(Entries from a dataset)
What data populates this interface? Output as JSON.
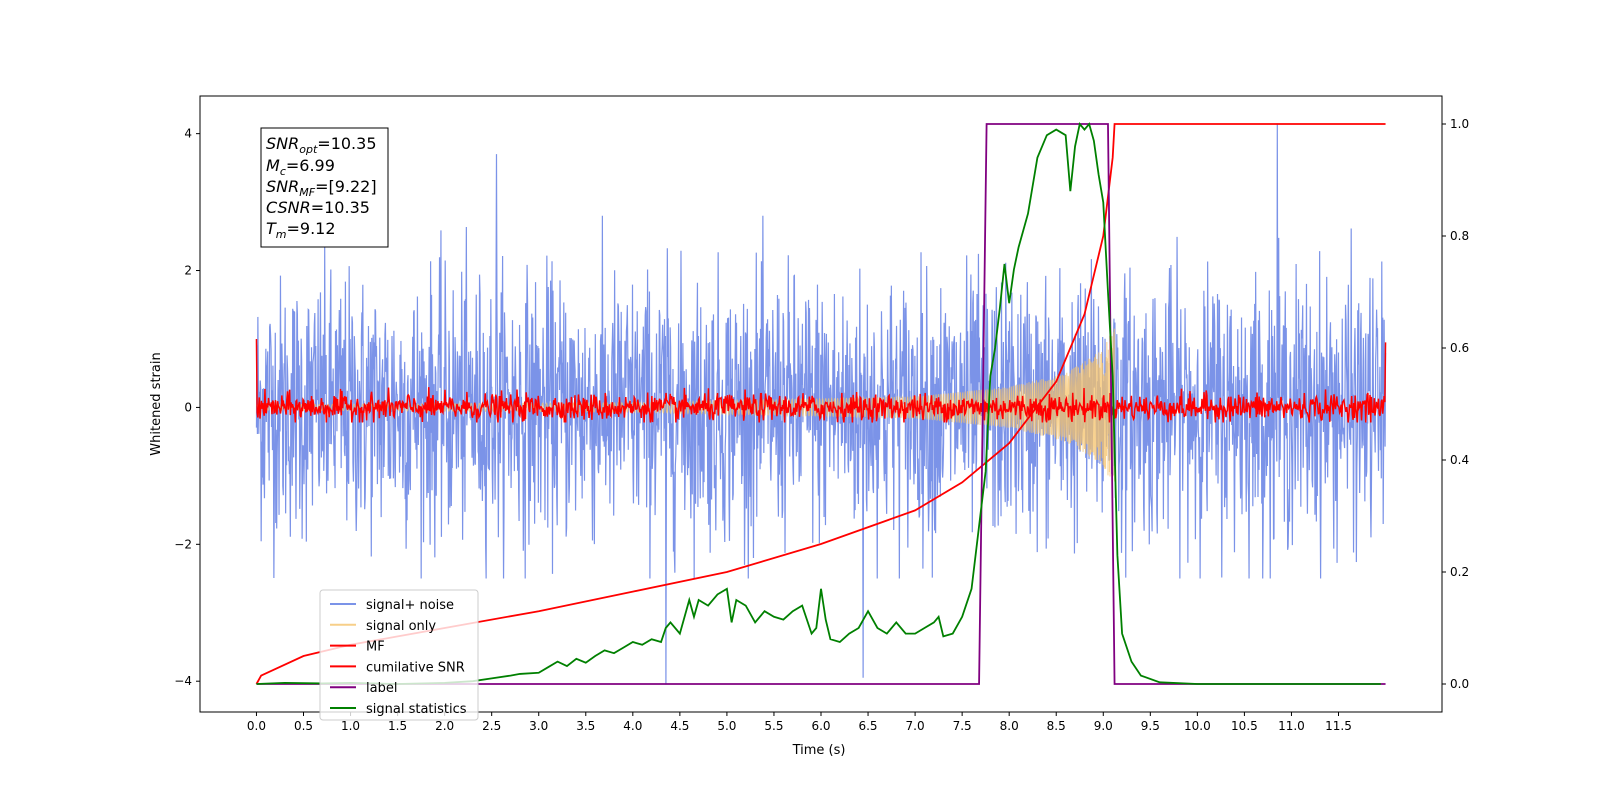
{
  "chart_data": {
    "type": "line",
    "xlabel": "Time (s)",
    "ylabel": "Whitened strain",
    "xlim": [
      -0.6,
      12.6
    ],
    "ylim_left": [
      -4.45,
      4.55
    ],
    "ylim_right": [
      -0.05,
      1.05
    ],
    "x_ticks": [
      "0.0",
      "0.5",
      "1.0",
      "1.5",
      "2.0",
      "2.5",
      "3.0",
      "3.5",
      "4.0",
      "4.5",
      "5.0",
      "5.5",
      "6.0",
      "6.5",
      "7.0",
      "7.5",
      "8.0",
      "8.5",
      "9.0",
      "9.5",
      "10.0",
      "10.5",
      "11.0",
      "11.5"
    ],
    "y_ticks_left": [
      "−4",
      "−2",
      "0",
      "2",
      "4"
    ],
    "y_ticks_right": [
      "0.0",
      "0.2",
      "0.4",
      "0.6",
      "0.8",
      "1.0"
    ],
    "legend_position": "lower-left",
    "info_box": {
      "snr_opt": {
        "base": "SNR",
        "sub": "opt",
        "value": "=10.35"
      },
      "mc": {
        "base": "M",
        "sub": "c",
        "value": "=6.99"
      },
      "snr_mf": {
        "base": "SNR",
        "sub": "MF",
        "value": "=[9.22]"
      },
      "csnr": {
        "base": "CSNR",
        "value": "=10.35"
      },
      "tm": {
        "base": "T",
        "sub": "m",
        "value": "=9.12"
      }
    },
    "series": [
      {
        "name": "signal+ noise",
        "color": "#7b93e8",
        "axis": "left",
        "kind": "noise",
        "x_range": [
          0.0,
          12.0
        ],
        "typical_range": [
          -2.5,
          2.8
        ],
        "spikes": [
          {
            "x": 4.35,
            "y": -4.05
          },
          {
            "x": 6.45,
            "y": -3.95
          },
          {
            "x": 10.85,
            "y": -3.9
          },
          {
            "x": 10.85,
            "y": 4.15
          },
          {
            "x": 2.55,
            "y": 3.7
          }
        ]
      },
      {
        "name": "signal only",
        "color": "#f5c36b",
        "axis": "left",
        "kind": "chirp",
        "t_start": 0.0,
        "t_merge": 9.12,
        "envelope": [
          [
            0.0,
            0.04
          ],
          [
            4.0,
            0.07
          ],
          [
            7.0,
            0.16
          ],
          [
            8.0,
            0.3
          ],
          [
            8.6,
            0.5
          ],
          [
            9.0,
            0.85
          ],
          [
            9.12,
            1.2
          ]
        ]
      },
      {
        "name": "MF",
        "color": "#ff0000",
        "axis": "left",
        "kind": "noise-small",
        "x_range": [
          0.0,
          12.0
        ],
        "typical_range": [
          -0.2,
          0.25
        ]
      },
      {
        "name": "cumilative SNR",
        "color": "#ff0000",
        "axis": "right",
        "x": [
          0.0,
          0.05,
          0.5,
          1.0,
          2.0,
          3.0,
          4.0,
          5.0,
          6.0,
          7.0,
          7.5,
          8.0,
          8.5,
          8.8,
          9.0,
          9.1,
          9.12,
          12.0
        ],
        "y": [
          0.0,
          0.015,
          0.05,
          0.07,
          0.1,
          0.13,
          0.165,
          0.2,
          0.25,
          0.31,
          0.36,
          0.43,
          0.54,
          0.66,
          0.8,
          0.94,
          1.0,
          1.0
        ]
      },
      {
        "name": "label",
        "color": "#800080",
        "axis": "right",
        "x": [
          0.0,
          7.68,
          7.76,
          9.05,
          9.12,
          12.0
        ],
        "y": [
          0.0,
          0.0,
          1.0,
          1.0,
          0.0,
          0.0
        ]
      },
      {
        "name": "signal statistics",
        "color": "#008000",
        "axis": "right",
        "x": [
          0.0,
          0.3,
          0.7,
          1.0,
          1.5,
          2.0,
          2.3,
          2.5,
          2.7,
          2.8,
          3.0,
          3.1,
          3.2,
          3.3,
          3.4,
          3.5,
          3.6,
          3.7,
          3.8,
          3.9,
          4.0,
          4.1,
          4.2,
          4.3,
          4.35,
          4.4,
          4.5,
          4.6,
          4.65,
          4.7,
          4.8,
          4.9,
          5.0,
          5.05,
          5.1,
          5.2,
          5.3,
          5.4,
          5.5,
          5.6,
          5.7,
          5.8,
          5.9,
          5.95,
          6.0,
          6.05,
          6.1,
          6.2,
          6.3,
          6.4,
          6.5,
          6.6,
          6.7,
          6.8,
          6.9,
          7.0,
          7.1,
          7.2,
          7.25,
          7.3,
          7.4,
          7.5,
          7.6,
          7.7,
          7.75,
          7.8,
          7.85,
          7.9,
          7.95,
          8.0,
          8.05,
          8.1,
          8.2,
          8.3,
          8.4,
          8.5,
          8.6,
          8.65,
          8.7,
          8.75,
          8.8,
          8.85,
          8.9,
          8.95,
          9.0,
          9.05,
          9.1,
          9.15,
          9.2,
          9.3,
          9.4,
          9.6,
          10.0,
          11.0,
          11.95
        ],
        "y": [
          0.0,
          0.002,
          0.001,
          0.002,
          0.0,
          0.002,
          0.005,
          0.01,
          0.015,
          0.018,
          0.02,
          0.03,
          0.04,
          0.032,
          0.045,
          0.038,
          0.05,
          0.06,
          0.055,
          0.065,
          0.075,
          0.07,
          0.08,
          0.075,
          0.1,
          0.11,
          0.09,
          0.15,
          0.12,
          0.15,
          0.14,
          0.16,
          0.17,
          0.11,
          0.15,
          0.14,
          0.11,
          0.13,
          0.12,
          0.115,
          0.13,
          0.14,
          0.09,
          0.1,
          0.17,
          0.115,
          0.08,
          0.075,
          0.09,
          0.1,
          0.13,
          0.1,
          0.09,
          0.11,
          0.09,
          0.09,
          0.1,
          0.11,
          0.12,
          0.085,
          0.09,
          0.12,
          0.17,
          0.31,
          0.38,
          0.55,
          0.6,
          0.67,
          0.75,
          0.68,
          0.74,
          0.78,
          0.84,
          0.94,
          0.98,
          0.99,
          0.98,
          0.88,
          0.96,
          1.0,
          0.99,
          1.0,
          0.97,
          0.91,
          0.86,
          0.7,
          0.55,
          0.23,
          0.09,
          0.04,
          0.015,
          0.003,
          0.0,
          0.0,
          0.0
        ]
      }
    ]
  }
}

■ WHAT TO WORK ON
Print the whole listing above once more, word for word, without its pictures.

■ TASK SOLUTION
What data populates this interface? Output as JSON.
{
  "chart_data": {
    "type": "line",
    "xlabel": "Time (s)",
    "ylabel": "Whitened strain",
    "xlim": [
      -0.6,
      12.6
    ],
    "ylim_left": [
      -4.45,
      4.55
    ],
    "ylim_right": [
      -0.05,
      1.05
    ],
    "x_ticks": [
      "0.0",
      "0.5",
      "1.0",
      "1.5",
      "2.0",
      "2.5",
      "3.0",
      "3.5",
      "4.0",
      "4.5",
      "5.0",
      "5.5",
      "6.0",
      "6.5",
      "7.0",
      "7.5",
      "8.0",
      "8.5",
      "9.0",
      "9.5",
      "10.0",
      "10.5",
      "11.0",
      "11.5"
    ],
    "y_ticks_left": [
      "−4",
      "−2",
      "0",
      "2",
      "4"
    ],
    "y_ticks_right": [
      "0.0",
      "0.2",
      "0.4",
      "0.6",
      "0.8",
      "1.0"
    ],
    "legend_position": "lower-left",
    "info_box": {
      "snr_opt": {
        "base": "SNR",
        "sub": "opt",
        "value": "=10.35"
      },
      "mc": {
        "base": "M",
        "sub": "c",
        "value": "=6.99"
      },
      "snr_mf": {
        "base": "SNR",
        "sub": "MF",
        "value": "=[9.22]"
      },
      "csnr": {
        "base": "CSNR",
        "value": "=10.35"
      },
      "tm": {
        "base": "T",
        "sub": "m",
        "value": "=9.12"
      }
    },
    "series": [
      {
        "name": "signal+ noise",
        "color": "#7b93e8",
        "axis": "left",
        "kind": "noise",
        "x_range": [
          0.0,
          12.0
        ],
        "typical_range": [
          -2.5,
          2.8
        ],
        "spikes": [
          {
            "x": 4.35,
            "y": -4.05
          },
          {
            "x": 6.45,
            "y": -3.95
          },
          {
            "x": 10.85,
            "y": -3.9
          },
          {
            "x": 10.85,
            "y": 4.15
          },
          {
            "x": 2.55,
            "y": 3.7
          }
        ]
      },
      {
        "name": "signal only",
        "color": "#f5c36b",
        "axis": "left",
        "kind": "chirp",
        "t_start": 0.0,
        "t_merge": 9.12,
        "envelope": [
          [
            0.0,
            0.04
          ],
          [
            4.0,
            0.07
          ],
          [
            7.0,
            0.16
          ],
          [
            8.0,
            0.3
          ],
          [
            8.6,
            0.5
          ],
          [
            9.0,
            0.85
          ],
          [
            9.12,
            1.2
          ]
        ]
      },
      {
        "name": "MF",
        "color": "#ff0000",
        "axis": "left",
        "kind": "noise-small",
        "x_range": [
          0.0,
          12.0
        ],
        "typical_range": [
          -0.2,
          0.25
        ]
      },
      {
        "name": "cumilative SNR",
        "color": "#ff0000",
        "axis": "right",
        "x": [
          0.0,
          0.05,
          0.5,
          1.0,
          2.0,
          3.0,
          4.0,
          5.0,
          6.0,
          7.0,
          7.5,
          8.0,
          8.5,
          8.8,
          9.0,
          9.1,
          9.12,
          12.0
        ],
        "y": [
          0.0,
          0.015,
          0.05,
          0.07,
          0.1,
          0.13,
          0.165,
          0.2,
          0.25,
          0.31,
          0.36,
          0.43,
          0.54,
          0.66,
          0.8,
          0.94,
          1.0,
          1.0
        ]
      },
      {
        "name": "label",
        "color": "#800080",
        "axis": "right",
        "x": [
          0.0,
          7.68,
          7.76,
          9.05,
          9.12,
          12.0
        ],
        "y": [
          0.0,
          0.0,
          1.0,
          1.0,
          0.0,
          0.0
        ]
      },
      {
        "name": "signal statistics",
        "color": "#008000",
        "axis": "right",
        "x": [
          0.0,
          0.3,
          0.7,
          1.0,
          1.5,
          2.0,
          2.3,
          2.5,
          2.7,
          2.8,
          3.0,
          3.1,
          3.2,
          3.3,
          3.4,
          3.5,
          3.6,
          3.7,
          3.8,
          3.9,
          4.0,
          4.1,
          4.2,
          4.3,
          4.35,
          4.4,
          4.5,
          4.6,
          4.65,
          4.7,
          4.8,
          4.9,
          5.0,
          5.05,
          5.1,
          5.2,
          5.3,
          5.4,
          5.5,
          5.6,
          5.7,
          5.8,
          5.9,
          5.95,
          6.0,
          6.05,
          6.1,
          6.2,
          6.3,
          6.4,
          6.5,
          6.6,
          6.7,
          6.8,
          6.9,
          7.0,
          7.1,
          7.2,
          7.25,
          7.3,
          7.4,
          7.5,
          7.6,
          7.7,
          7.75,
          7.8,
          7.85,
          7.9,
          7.95,
          8.0,
          8.05,
          8.1,
          8.2,
          8.3,
          8.4,
          8.5,
          8.6,
          8.65,
          8.7,
          8.75,
          8.8,
          8.85,
          8.9,
          8.95,
          9.0,
          9.05,
          9.1,
          9.15,
          9.2,
          9.3,
          9.4,
          9.6,
          10.0,
          11.0,
          11.95
        ],
        "y": [
          0.0,
          0.002,
          0.001,
          0.002,
          0.0,
          0.002,
          0.005,
          0.01,
          0.015,
          0.018,
          0.02,
          0.03,
          0.04,
          0.032,
          0.045,
          0.038,
          0.05,
          0.06,
          0.055,
          0.065,
          0.075,
          0.07,
          0.08,
          0.075,
          0.1,
          0.11,
          0.09,
          0.15,
          0.12,
          0.15,
          0.14,
          0.16,
          0.17,
          0.11,
          0.15,
          0.14,
          0.11,
          0.13,
          0.12,
          0.115,
          0.13,
          0.14,
          0.09,
          0.1,
          0.17,
          0.115,
          0.08,
          0.075,
          0.09,
          0.1,
          0.13,
          0.1,
          0.09,
          0.11,
          0.09,
          0.09,
          0.1,
          0.11,
          0.12,
          0.085,
          0.09,
          0.12,
          0.17,
          0.31,
          0.38,
          0.55,
          0.6,
          0.67,
          0.75,
          0.68,
          0.74,
          0.78,
          0.84,
          0.94,
          0.98,
          0.99,
          0.98,
          0.88,
          0.96,
          1.0,
          0.99,
          1.0,
          0.97,
          0.91,
          0.86,
          0.7,
          0.55,
          0.23,
          0.09,
          0.04,
          0.015,
          0.003,
          0.0,
          0.0,
          0.0
        ]
      }
    ]
  }
}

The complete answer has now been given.